> What the task requires: Each line of the material below that holds the word "后备状态" needs to be copied.

> Stored data:

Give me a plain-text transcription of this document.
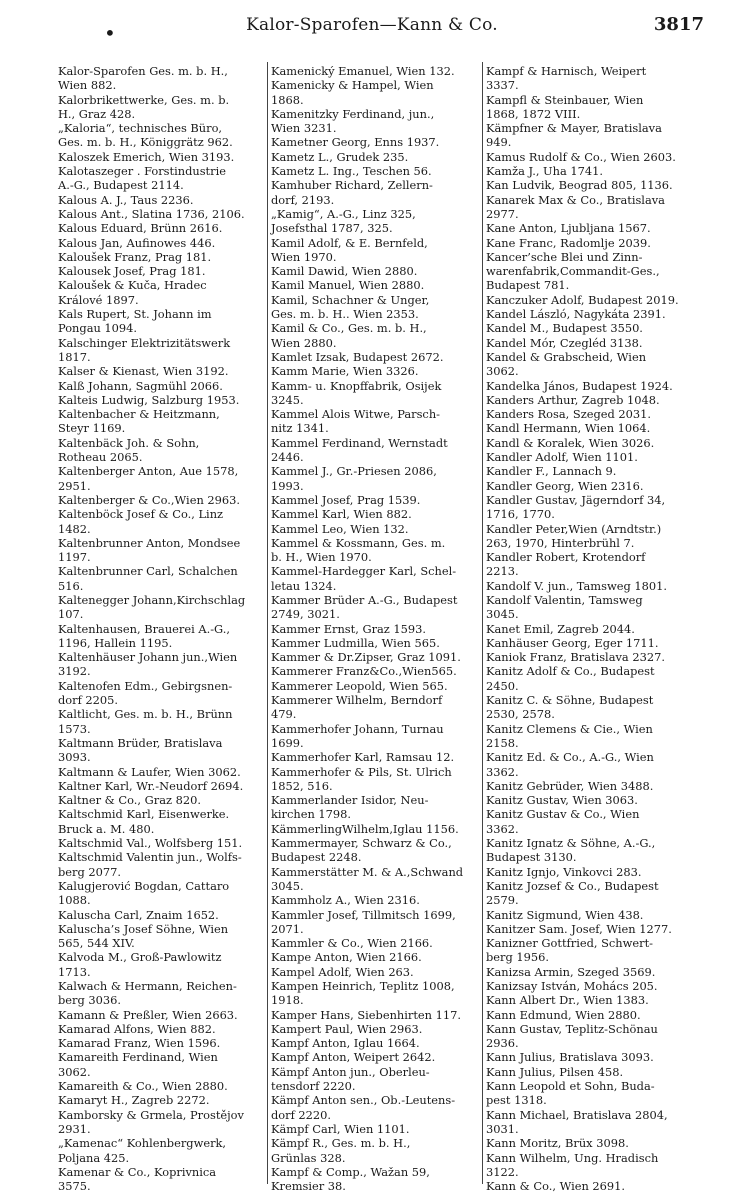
•	Kalor-Sparofen—Kann & Co.	3817

Kalor-Sparofen Ges. m. b. H.,
Wien 882.

Kalorbrikettwerke, Ges. m. b.
H., Graz 428.

„Kaloria“, technisches Büro,
Ges. m. b. H., Königgrätz 962.

Kaloszek Emerich, Wien 3193.

Kalotaszeger . Forstindustrie
A.-G., Budapest 2114.

Kalous A. J., Taus 2236.

Kalous Ant., Slatina 1736, 2106.

Kalous Eduard, Brünn 2616.

Kalous Jan, Aufinowes 446.

Kaloušek Franz, Prag 181.

Kalousek Josef, Prag 181.

Kaloušek & Kuča, Hradec
Králové 1897.

Kals Rupert, St. Johann im
Pongau 1094.

Kalschinger Elektrizitätswerk
1817.

Kalser & Kienast, Wien 3192.

Kalß Johann, Sagmühl 2066.

Kalteis Ludwig, Salzburg 1953.

Kaltenbacher & Heitzmann,
Steyr 1169.

Kaltenbäck Joh. & Sohn,
Rotheau 2065.

Kaltenberger Anton, Aue 1578,
2951.

Kaltenberger & Co.,Wien 2963.

Kaltenböck Josef & Co., Linz
1482.

Kaltenbrunner Anton, Mondsee
1197.

Kaltenbrunner Carl, Schalchen
516.

Kaltenegger Johann,Kirchschlag
107.

Kaltenhausen, Brauerei A.-G.,
1196, Hallein 1195.

Kaltenhäuser Johann jun.,Wien
3192.

Kaltenofen Edm., Gebirgsnen-
dorf 2205.

Kaltlicht, Ges. m. b. H., Brünn
1573.

Kaltmann Brüder, Bratislava
3093.

Kaltmann & Laufer, Wien 3062.

Kaltner Karl, Wr.-Neudorf 2694.

Kaltner & Co., Graz 820.

Kaltschmid Karl, Eisenwerke.
Bruck a. M. 480.

Kaltschmid Val., Wolfsberg 151.

Kaltschmid Valentin jun., Wolfs-
berg 2077.

Kalugjerović Bogdan, Cattaro
1088.

Kaluscha Carl, Znaim 1652.

Kaluscha’s Josef Söhne, Wien
565, 544 XIV.

Kalvoda M., Groß-Pawlowitz
1713.

Kalwach & Hermann, Reichen-
berg 3036.

Kamann & Preßler, Wien 2663.

Kamarad Alfons, Wien 882.

Kamarad Franz, Wien 1596.

Kamareith Ferdinand, Wien
3062.

Kamareith & Co., Wien 2880.

Kamaryt H., Zagreb 2272.

Kamborsky & Grmela, Prostějov
2931.

„Kamenac“ Kohlenbergwerk,
Poljana 425.

Kamenar & Co., Koprivnica
3575.

Kamenický Emanuel, Wien 132.

Kamenicky & Hampel, Wien
1868.

Kamenitzky Ferdinand, jun.,
Wien 3231.

Kametner Georg, Enns 1937.

Kametz L., Grudek 235.

Kametz L. Ing., Teschen 56.

Kamhuber Richard, Zellern-
dorf, 2193.

„Kamig“, A.-G., Linz 325,
Josefsthal 1787, 325.

Kamil Adolf, & E. Bernfeld,
Wien 1970.

Kamil Dawid, Wien 2880.

Kamil Manuel, Wien 2880.

Kamil, Schachner & Unger,
Ges. m. b. H.. Wien 2353.

Kamil & Co., Ges. m. b. H.,
Wien 2880.

Kamlet Izsak, Budapest 2672.

Kamm Marie, Wien 3326.

Kamm- u. Knopffabrik, Osijek
3245.

Kammel Alois Witwe, Parsch-
nitz 1341.

Kammel Ferdinand, Wernstadt
2446.

Kammel J., Gr.-Priesen 2086,
1993.

Kammel Josef, Prag 1539.

Kammel Karl, Wien 882.

Kammel Leo, Wien 132.

Kammel & Kossmann, Ges. m.
b. H., Wien 1970.

Kammel-Hardegger Karl, Schel-
letau 1324.

Kammer Brüder A.-G., Budapest
2749, 3021.

Kammer Ernst, Graz 1593.

Kammer Ludmilla, Wien 565.

Kammer & Dr.Zipser, Graz 1091.

Kammerer Franz&Co.,Wien565.

Kammerer Leopold, Wien 565.

Kammerer Wilhelm, Berndorf
479.

Kammerhofer Johann, Turnau
1699.

Kammerhofer Karl, Ramsau 12.

Kammerhofer & Pils, St. Ulrich
1852, 516.

Kammerlander Isidor, Neu-
kirchen 1798.

KämmerlingWilhelm,Iglau 1156.

Kammermayer, Schwarz & Co.,
Budapest 2248.

Kammerstätter M. & A.,Schwand
3045.

Kammholz A., Wien 2316.

Kammler Josef, Tillmitsch 1699,
2071.

Kammler & Co., Wien 2166.

Kampe Anton, Wien 2166.

Kampel Adolf, Wien 263.

Kampen Heinrich, Teplitz 1008,
1918.

Kamper Hans, Siebenhirten 117.

Kampert Paul, Wien 2963.

Kampf Anton, Iglau 1664.

Kampf Anton, Weipert 2642.

Kämpf Anton jun., Oberleu-
tensdorf 2220.

Kämpf Anton sen., Ob.-Leutens-
dorf 2220.

Kämpf Carl, Wien 1101.

Kämpf R., Ges. m. b. H.,
Grünlas 328.

Kampf & Comp., Wažan 59,
Kremsier 38.

Kampf & Harnisch, Weipert
3337.

Kampfl & Steinbauer, Wien
1868, 1872 VIII.

Kämpfner & Mayer, Bratislava
949.

Kamus Rudolf & Co., Wien 2603.

Kamža J., Uha 1741.

Kan Ludvik, Beograd 805, 1136.

Kanarek Max & Co., Bratislava
2977.

Kane Anton, Ljubljana 1567.

Kane Franc, Radomlje 2039.

Kancer’sche Blei und Zinn-
warenfabrik,Commandit-Ges.,
Budapest 781.

Kanczuker Adolf, Budapest 2019.

Kandel László, Nagykáta 2391.

Kandel M., Budapest 3550.

Kandel Mór, Czegléd 3138.

Kandel & Grabscheid, Wien
3062.

Kandelka János, Budapest 1924.

Kanders Arthur, Zagreb 1048.

Kanders Rosa, Szeged 2031.

Kandl Hermann, Wien 1064.

Kandl & Koralek, Wien 3026.

Kandler Adolf, Wien 1101.

Kandler F., Lannach 9.

Kandler Georg, Wien 2316.

Kandler Gustav, Jägerndorf 34,
1716, 1770.

Kandler Peter,Wien (Arndtstr.)
263, 1970, Hinterbrühl 7.

Kandler Robert, Krotendorf
2213.

Kandolf V. jun., Tamsweg 1801.

Kandolf Valentin, Tamsweg
3045.

Kanet Emil, Zagreb 2044.

Kanhäuser Georg, Eger 1711.

Kaniok Franz, Bratislava 2327.

Kanitz Adolf & Co., Budapest
2450.

Kanitz C. & Söhne, Budapest
2530, 2578.

Kanitz Clemens & Cie., Wien
2158.

Kanitz Ed. & Co., A.-G., Wien
3362.

Kanitz Gebrüder, Wien 3488.

Kanitz Gustav, Wien 3063.

Kanitz Gustav & Co., Wien
3362.

Kanitz Ignatz & Söhne, A.-G.,
Budapest 3130.

Kanitz Ignjo, Vinkovci 283.

Kanitz Jozsef & Co., Budapest
2579.

Kanitz Sigmund, Wien 438.

Kanitzer Sam. Josef, Wien 1277.

Kanizner Gottfried, Schwert-
berg 1956.

Kanizsa Armin, Szeged 3569.

Kanizsay István, Mohács 205.

Kann Albert Dr., Wien 1383.

Kann Edmund, Wien 2880.

Kann Gustav, Teplitz-Schönau
2936.

Kann Julius, Bratislava 3093.

Kann Julius, Pilsen 458.

Kann Leopold et Sohn, Buda-
pest 1318.

Kann Michael, Bratislava 2804,
3031.

Kann Moritz, Brüx 3098.

Kann Wilhelm, Ung. Hradisch
3122.

Kann & Co., Wien 2691.
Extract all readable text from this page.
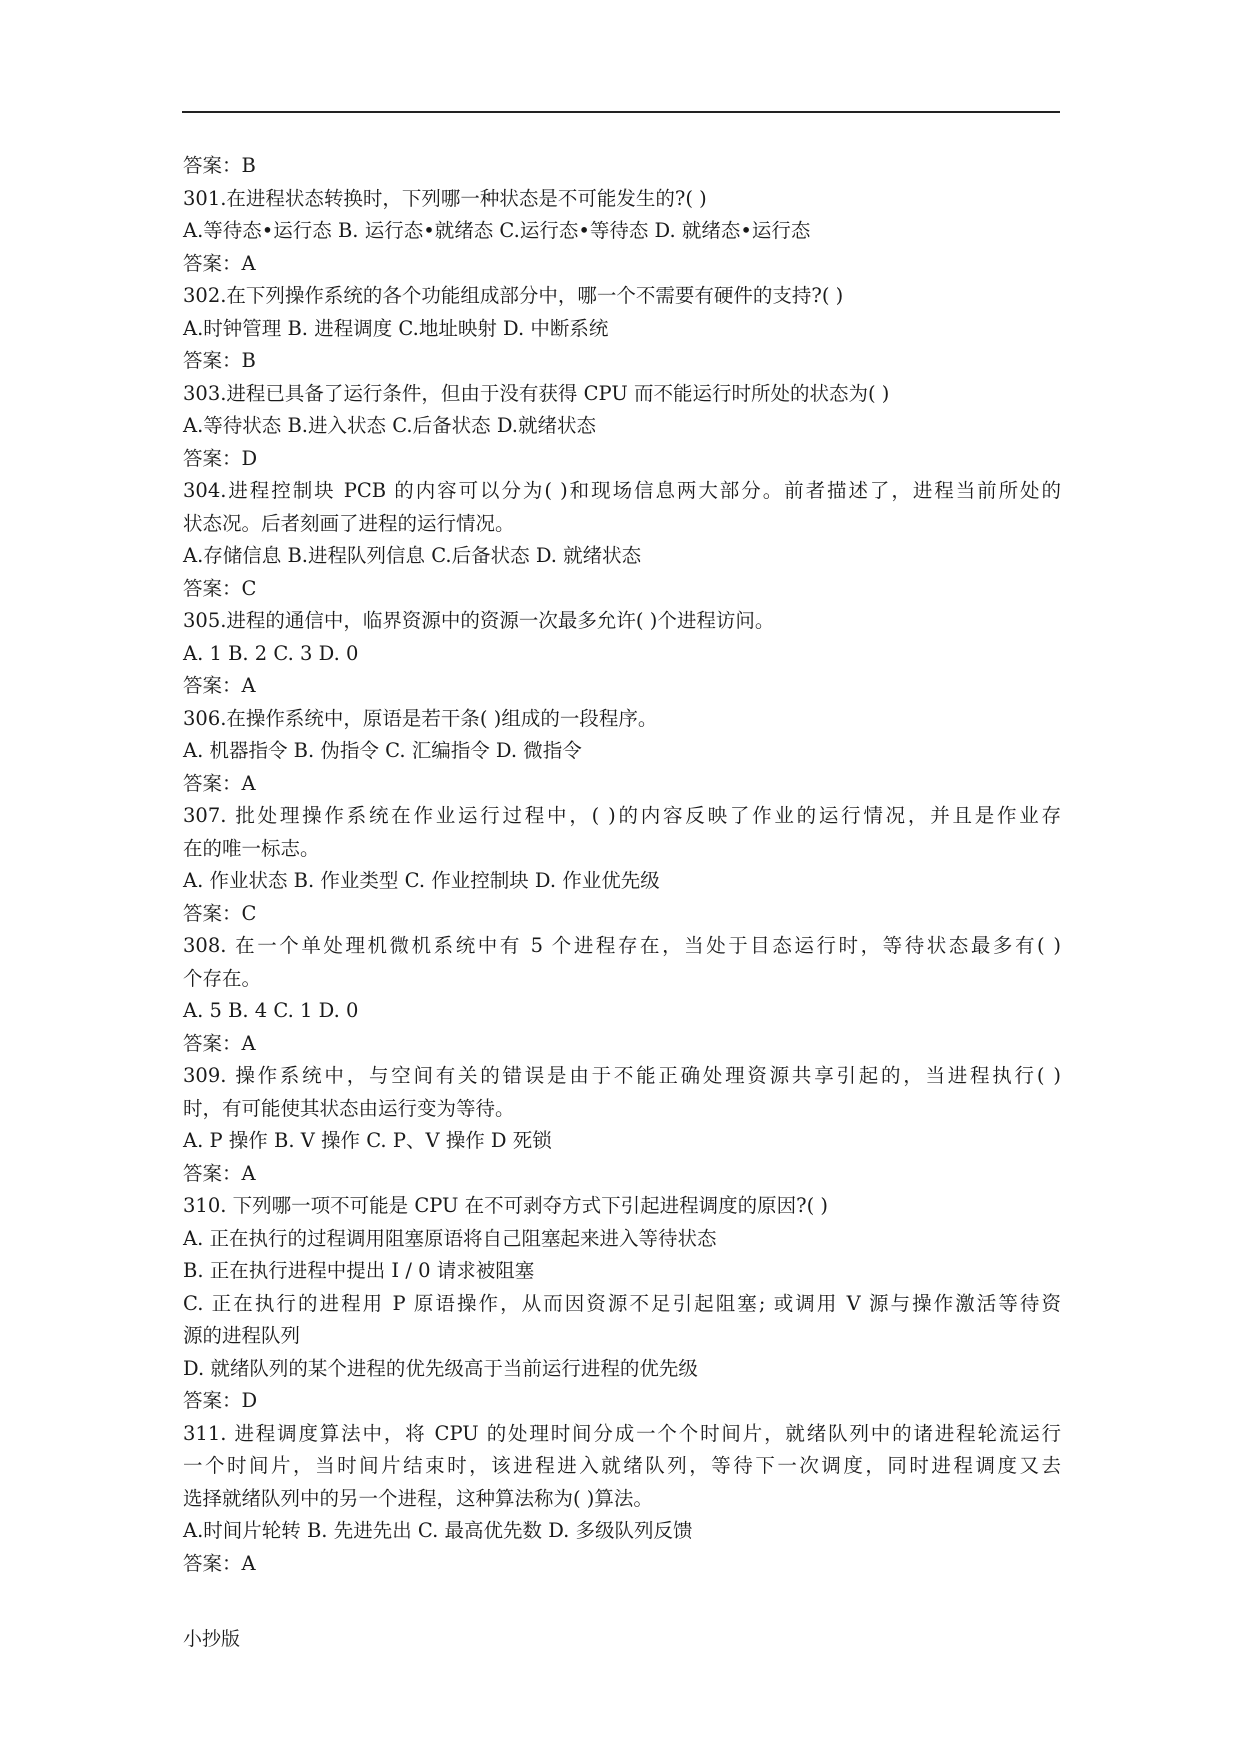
答案：B
301.在进程状态转换时，下列哪一种状态是不可能发生的?( )
A.等待态•运行态 B. 运行态•就绪态 C.运行态•等待态 D. 就绪态•运行态
答案：A
302.在下列操作系统的各个功能组成部分中，哪一个不需要有硬件的支持?( )
A.时钟管理 B. 进程调度 C.地址映射 D. 中断系统
答案：B
303.进程已具备了运行条件，但由于没有获得 CPU 而不能运行时所处的状态为( )
A.等待状态 B.进入状态 C.后备状态 D.就绪状态
答案：D
304.进程控制块 PCB 的内容可以分为( )和现场信息两大部分。前者描述了，进程当前所处的
状态况。后者刻画了进程的运行情况。
A.存储信息 B.进程队列信息 C.后备状态 D. 就绪状态
答案：C
305.进程的通信中，临界资源中的资源一次最多允许( )个进程访问。
A. 1 B. 2 C. 3 D. 0
答案：A
306.在操作系统中，原语是若干条( )组成的一段程序。
A. 机器指令 B. 伪指令 C. 汇编指令 D. 微指令
答案：A
307. 批处理操作系统在作业运行过程中，( )的内容反映了作业的运行情况，并且是作业存
在的唯一标志。
A. 作业状态 B. 作业类型 C. 作业控制块 D. 作业优先级
答案：C
308. 在一个单处理机微机系统中有 5 个进程存在，当处于目态运行时，等待状态最多有( )
个存在。
A. 5 B. 4 C. 1 D. 0
答案：A
309. 操作系统中，与空间有关的错误是由于不能正确处理资源共享引起的，当进程执行( )
时，有可能使其状态由运行变为等待。
A. P 操作 B. V 操作 C. P、V 操作 D 死锁
答案：A
310. 下列哪一项不可能是 CPU 在不可剥夺方式下引起进程调度的原因?( )
A. 正在执行的过程调用阻塞原语将自己阻塞起来进入等待状态
B. 正在执行进程中提出 I / 0 请求被阻塞
C. 正在执行的进程用 P 原语操作，从而因资源不足引起阻塞; 或调用 V 源与操作激活等待资
源的进程队列
D. 就绪队列的某个进程的优先级高于当前运行进程的优先级
答案：D
311. 进程调度算法中，将 CPU 的处理时间分成一个个时间片，就绪队列中的诸进程轮流运行
一个时间片，当时间片结束时，该进程进入就绪队列，等待下一次调度，同时进程调度又去
选择就绪队列中的另一个进程，这种算法称为( )算法。
A.时间片轮转 B. 先进先出 C. 最高优先数 D. 多级队列反馈
答案：A
小抄版
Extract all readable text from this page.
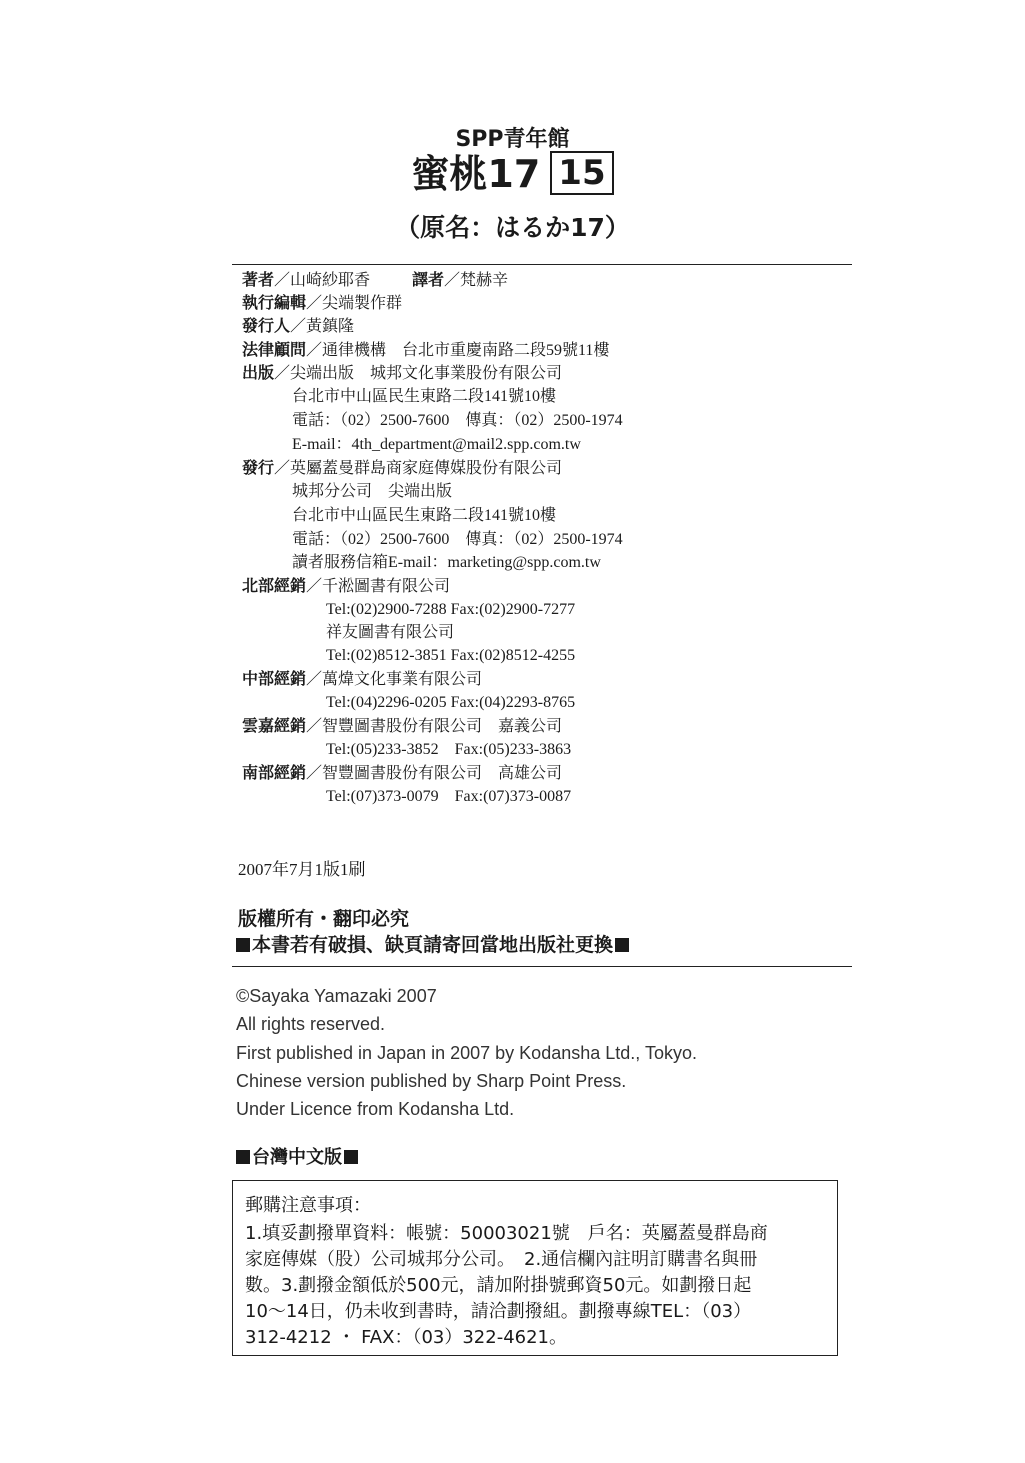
SPP青年館
蜜桃17 15
（原名：はるか17）
著者／山崎紗耶香	譯者／梵赫辛
執行編輯／尖端製作群
發行人／黃鎮隆
法律顧問／通律機構　台北市重慶南路二段59號11樓
出版／尖端出版　城邦文化事業股份有限公司
台北市中山區民生東路二段141號10樓
電話：（02）2500-7600　傳真：（02）2500-1974
E-mail：4th_department@mail2.spp.com.tw
發行／英屬蓋曼群島商家庭傳媒股份有限公司
城邦分公司　尖端出版
台北市中山區民生東路二段141號10樓
電話：（02）2500-7600　傳真：（02）2500-1974
讀者服務信箱E-mail：marketing@spp.com.tw
北部經銷／千淞圖書有限公司
Tel:(02)2900-7288 Fax:(02)2900-7277
祥友圖書有限公司
Tel:(02)8512-3851 Fax:(02)8512-4255
中部經銷／萬煒文化事業有限公司
Tel:(04)2296-0205 Fax:(04)2293-8765
雲嘉經銷／智豐圖書股份有限公司　嘉義公司
Tel:(05)233-3852　Fax:(05)233-3863
南部經銷／智豐圖書股份有限公司　高雄公司
Tel:(07)373-0079　Fax:(07)373-0087
2007年7月1版1刷
版權所有・翻印必究
本書若有破損、缺頁請寄回當地出版社更換
©Sayaka Yamazaki 2007
All rights reserved.
First published in Japan in 2007 by Kodansha Ltd., Tokyo.
Chinese version published by Sharp Point Press.
Under Licence from Kodansha Ltd.
台灣中文版
郵購注意事項：
1.填妥劃撥單資料：帳號：50003021號　戶名：英屬蓋曼群島商
家庭傳媒（股）公司城邦分公司。　2.通信欄內註明訂購書名與冊
數。3.劃撥金額低於500元，請加附掛號郵資50元。如劃撥日起
10～14日，仍未收到書時，請洽劃撥組。劃撥專線TEL：（03）
312-4212 ・ FAX：（03）322-4621。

> Result:
A.等待状态 B.进入状态 C.后备状态 D.就绪状态
A.存储信息 B.进程队列信息 C.后备状态 D. 就绪状态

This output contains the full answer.